_WHAT THE TASK REQUIRES_. Select the lines below containing the word "pour".
[start of GIVEN ENTRIES]
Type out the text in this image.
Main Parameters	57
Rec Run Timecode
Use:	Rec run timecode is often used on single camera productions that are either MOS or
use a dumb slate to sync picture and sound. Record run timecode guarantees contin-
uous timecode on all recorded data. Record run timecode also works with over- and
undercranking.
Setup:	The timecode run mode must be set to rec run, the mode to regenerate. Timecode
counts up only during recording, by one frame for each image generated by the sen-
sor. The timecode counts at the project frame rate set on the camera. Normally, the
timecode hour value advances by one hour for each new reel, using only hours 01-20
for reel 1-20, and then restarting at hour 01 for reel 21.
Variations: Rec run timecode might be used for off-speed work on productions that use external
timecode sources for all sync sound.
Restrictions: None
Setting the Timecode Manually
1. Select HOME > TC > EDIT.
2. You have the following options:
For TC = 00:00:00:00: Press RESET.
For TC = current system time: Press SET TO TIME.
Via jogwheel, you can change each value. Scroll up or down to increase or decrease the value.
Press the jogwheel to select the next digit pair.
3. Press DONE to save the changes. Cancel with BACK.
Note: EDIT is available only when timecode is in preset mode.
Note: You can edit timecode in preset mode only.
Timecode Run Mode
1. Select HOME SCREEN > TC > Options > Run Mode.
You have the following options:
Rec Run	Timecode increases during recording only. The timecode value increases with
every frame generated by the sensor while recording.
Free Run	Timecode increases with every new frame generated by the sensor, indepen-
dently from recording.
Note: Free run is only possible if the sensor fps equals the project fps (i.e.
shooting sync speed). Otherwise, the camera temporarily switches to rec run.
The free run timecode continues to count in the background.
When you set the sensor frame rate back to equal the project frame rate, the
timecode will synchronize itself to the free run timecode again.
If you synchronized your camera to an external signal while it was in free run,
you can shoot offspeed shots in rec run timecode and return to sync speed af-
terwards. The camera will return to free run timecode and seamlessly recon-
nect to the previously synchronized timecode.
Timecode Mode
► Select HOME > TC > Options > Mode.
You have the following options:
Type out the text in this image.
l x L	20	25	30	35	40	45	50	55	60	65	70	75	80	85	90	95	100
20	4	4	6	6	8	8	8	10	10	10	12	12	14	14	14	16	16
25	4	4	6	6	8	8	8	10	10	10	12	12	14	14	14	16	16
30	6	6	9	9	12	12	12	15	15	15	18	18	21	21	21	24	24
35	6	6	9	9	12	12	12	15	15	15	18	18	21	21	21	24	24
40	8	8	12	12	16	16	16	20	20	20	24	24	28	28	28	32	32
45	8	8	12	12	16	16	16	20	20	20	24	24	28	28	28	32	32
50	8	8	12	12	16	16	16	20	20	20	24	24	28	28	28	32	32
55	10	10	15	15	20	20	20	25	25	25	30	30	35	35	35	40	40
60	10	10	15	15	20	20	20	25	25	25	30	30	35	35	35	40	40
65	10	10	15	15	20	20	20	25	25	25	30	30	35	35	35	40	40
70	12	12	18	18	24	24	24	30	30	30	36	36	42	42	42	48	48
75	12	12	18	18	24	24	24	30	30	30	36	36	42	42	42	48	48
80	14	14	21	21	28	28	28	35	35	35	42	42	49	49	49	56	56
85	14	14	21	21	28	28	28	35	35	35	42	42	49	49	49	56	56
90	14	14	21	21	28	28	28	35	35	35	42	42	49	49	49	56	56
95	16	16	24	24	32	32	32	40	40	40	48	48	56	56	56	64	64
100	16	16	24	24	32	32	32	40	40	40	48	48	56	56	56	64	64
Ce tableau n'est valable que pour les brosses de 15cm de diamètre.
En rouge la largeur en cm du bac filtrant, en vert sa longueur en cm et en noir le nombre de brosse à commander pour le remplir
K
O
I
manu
[end of GIVEN ENTRIES]
_EXPECTED ANSWER_.
Ce tableau n'est valable que pour les brosses de 15cm de diamètre.
En rouge la largeur en cm du bac filtrant, en vert sa longueur en cm et en noir le nombre de brosse à commander pour le remplir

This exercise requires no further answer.